Information given
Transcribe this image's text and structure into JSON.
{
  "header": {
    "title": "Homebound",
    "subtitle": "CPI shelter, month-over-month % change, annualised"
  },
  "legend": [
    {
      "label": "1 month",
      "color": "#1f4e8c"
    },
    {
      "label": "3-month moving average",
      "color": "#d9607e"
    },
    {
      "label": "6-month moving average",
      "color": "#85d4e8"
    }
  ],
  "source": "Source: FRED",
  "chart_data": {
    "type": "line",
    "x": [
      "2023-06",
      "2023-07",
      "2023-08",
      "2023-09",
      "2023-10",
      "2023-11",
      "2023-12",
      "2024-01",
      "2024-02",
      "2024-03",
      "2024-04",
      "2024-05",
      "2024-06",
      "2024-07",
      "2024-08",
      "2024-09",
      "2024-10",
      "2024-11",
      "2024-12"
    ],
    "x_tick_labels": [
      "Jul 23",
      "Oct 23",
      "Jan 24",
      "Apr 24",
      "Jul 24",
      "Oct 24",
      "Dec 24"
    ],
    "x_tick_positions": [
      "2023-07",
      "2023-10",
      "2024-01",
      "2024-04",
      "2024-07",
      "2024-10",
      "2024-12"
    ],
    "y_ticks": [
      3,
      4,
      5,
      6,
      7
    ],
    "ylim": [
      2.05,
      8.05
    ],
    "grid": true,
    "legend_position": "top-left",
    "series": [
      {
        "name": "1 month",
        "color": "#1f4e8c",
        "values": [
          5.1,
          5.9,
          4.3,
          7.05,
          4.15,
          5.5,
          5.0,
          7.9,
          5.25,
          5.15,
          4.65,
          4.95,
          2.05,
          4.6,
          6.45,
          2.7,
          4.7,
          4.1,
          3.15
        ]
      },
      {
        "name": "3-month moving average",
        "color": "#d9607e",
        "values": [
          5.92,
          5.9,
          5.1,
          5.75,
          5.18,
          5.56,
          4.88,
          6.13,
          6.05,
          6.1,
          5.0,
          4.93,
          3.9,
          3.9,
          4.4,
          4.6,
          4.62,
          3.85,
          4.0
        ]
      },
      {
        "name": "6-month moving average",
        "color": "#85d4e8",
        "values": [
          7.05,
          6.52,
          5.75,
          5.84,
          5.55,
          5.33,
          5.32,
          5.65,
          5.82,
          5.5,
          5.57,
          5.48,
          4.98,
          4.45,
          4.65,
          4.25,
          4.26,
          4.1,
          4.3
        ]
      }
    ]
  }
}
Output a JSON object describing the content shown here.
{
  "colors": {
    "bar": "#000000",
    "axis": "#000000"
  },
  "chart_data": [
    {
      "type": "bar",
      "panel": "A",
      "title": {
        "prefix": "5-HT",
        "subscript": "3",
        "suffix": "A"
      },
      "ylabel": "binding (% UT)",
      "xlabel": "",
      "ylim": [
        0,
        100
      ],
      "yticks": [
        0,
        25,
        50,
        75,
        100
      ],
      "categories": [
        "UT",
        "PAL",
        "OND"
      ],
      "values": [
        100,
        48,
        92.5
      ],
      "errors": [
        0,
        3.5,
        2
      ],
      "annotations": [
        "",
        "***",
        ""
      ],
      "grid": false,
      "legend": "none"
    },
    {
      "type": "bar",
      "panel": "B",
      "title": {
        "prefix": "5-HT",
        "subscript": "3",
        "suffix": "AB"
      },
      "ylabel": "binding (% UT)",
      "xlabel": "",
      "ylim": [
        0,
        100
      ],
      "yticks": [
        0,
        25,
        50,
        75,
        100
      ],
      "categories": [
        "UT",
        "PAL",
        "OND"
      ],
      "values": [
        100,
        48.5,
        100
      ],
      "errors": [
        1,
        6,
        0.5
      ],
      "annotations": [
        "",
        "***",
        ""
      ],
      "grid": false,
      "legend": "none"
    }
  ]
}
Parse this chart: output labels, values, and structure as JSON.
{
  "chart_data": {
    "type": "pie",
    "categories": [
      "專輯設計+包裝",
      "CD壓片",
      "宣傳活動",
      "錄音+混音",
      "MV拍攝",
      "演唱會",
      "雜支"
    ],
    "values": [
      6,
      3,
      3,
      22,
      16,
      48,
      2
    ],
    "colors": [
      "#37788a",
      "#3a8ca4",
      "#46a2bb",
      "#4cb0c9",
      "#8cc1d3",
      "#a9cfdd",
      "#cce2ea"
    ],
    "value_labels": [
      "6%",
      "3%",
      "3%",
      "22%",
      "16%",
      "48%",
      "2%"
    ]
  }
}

Request
Transcribe the whole listing exactly.

Worked answer
Transcribe this image's text and structure into JSON.
{
  "header": {
    "title": "Homebound",
    "subtitle": "CPI shelter, month-over-month % change, annualised"
  },
  "legend": [
    {
      "label": "1 month",
      "color": "#1f4e8c"
    },
    {
      "label": "3-month moving average",
      "color": "#d9607e"
    },
    {
      "label": "6-month moving average",
      "color": "#85d4e8"
    }
  ],
  "source": "Source: FRED",
  "chart_data": {
    "type": "line",
    "x": [
      "2023-06",
      "2023-07",
      "2023-08",
      "2023-09",
      "2023-10",
      "2023-11",
      "2023-12",
      "2024-01",
      "2024-02",
      "2024-03",
      "2024-04",
      "2024-05",
      "2024-06",
      "2024-07",
      "2024-08",
      "2024-09",
      "2024-10",
      "2024-11",
      "2024-12"
    ],
    "x_tick_labels": [
      "Jul 23",
      "Oct 23",
      "Jan 24",
      "Apr 24",
      "Jul 24",
      "Oct 24",
      "Dec 24"
    ],
    "x_tick_positions": [
      "2023-07",
      "2023-10",
      "2024-01",
      "2024-04",
      "2024-07",
      "2024-10",
      "2024-12"
    ],
    "y_ticks": [
      3,
      4,
      5,
      6,
      7
    ],
    "ylim": [
      2.05,
      8.05
    ],
    "grid": true,
    "legend_position": "top-left",
    "series": [
      {
        "name": "1 month",
        "color": "#1f4e8c",
        "values": [
          5.1,
          5.9,
          4.3,
          7.05,
          4.15,
          5.5,
          5.0,
          7.9,
          5.25,
          5.15,
          4.65,
          4.95,
          2.05,
          4.6,
          6.45,
          2.7,
          4.7,
          4.1,
          3.15
        ]
      },
      {
        "name": "3-month moving average",
        "color": "#d9607e",
        "values": [
          5.92,
          5.9,
          5.1,
          5.75,
          5.18,
          5.56,
          4.88,
          6.13,
          6.05,
          6.1,
          5.0,
          4.93,
          3.9,
          3.9,
          4.4,
          4.6,
          4.62,
          3.85,
          4.0
        ]
      },
      {
        "name": "6-month moving average",
        "color": "#85d4e8",
        "values": [
          7.05,
          6.52,
          5.75,
          5.84,
          5.55,
          5.33,
          5.32,
          5.65,
          5.82,
          5.5,
          5.57,
          5.48,
          4.98,
          4.45,
          4.65,
          4.25,
          4.26,
          4.1,
          4.3
        ]
      }
    ]
  }
}
Output a JSON object describing the content shown here.
{
  "colors": {
    "bar": "#000000",
    "axis": "#000000"
  },
  "chart_data": [
    {
      "type": "bar",
      "panel": "A",
      "title": {
        "prefix": "5-HT",
        "subscript": "3",
        "suffix": "A"
      },
      "ylabel": "binding (% UT)",
      "xlabel": "",
      "ylim": [
        0,
        100
      ],
      "yticks": [
        0,
        25,
        50,
        75,
        100
      ],
      "categories": [
        "UT",
        "PAL",
        "OND"
      ],
      "values": [
        100,
        48,
        92.5
      ],
      "errors": [
        0,
        3.5,
        2
      ],
      "annotations": [
        "",
        "***",
        ""
      ],
      "grid": false,
      "legend": "none"
    },
    {
      "type": "bar",
      "panel": "B",
      "title": {
        "prefix": "5-HT",
        "subscript": "3",
        "suffix": "AB"
      },
      "ylabel": "binding (% UT)",
      "xlabel": "",
      "ylim": [
        0,
        100
      ],
      "yticks": [
        0,
        25,
        50,
        75,
        100
      ],
      "categories": [
        "UT",
        "PAL",
        "OND"
      ],
      "values": [
        100,
        48.5,
        100
      ],
      "errors": [
        1,
        6,
        0.5
      ],
      "annotations": [
        "",
        "***",
        ""
      ],
      "grid": false,
      "legend": "none"
    }
  ]
}
Parse this chart: output labels, values, and structure as JSON.
{
  "chart_data": {
    "type": "pie",
    "categories": [
      "專輯設計+包裝",
      "CD壓片",
      "宣傳活動",
      "錄音+混音",
      "MV拍攝",
      "演唱會",
      "雜支"
    ],
    "values": [
      6,
      3,
      3,
      22,
      16,
      48,
      2
    ],
    "colors": [
      "#37788a",
      "#3a8ca4",
      "#46a2bb",
      "#4cb0c9",
      "#8cc1d3",
      "#a9cfdd",
      "#cce2ea"
    ],
    "value_labels": [
      "6%",
      "3%",
      "3%",
      "22%",
      "16%",
      "48%",
      "2%"
    ]
  }
}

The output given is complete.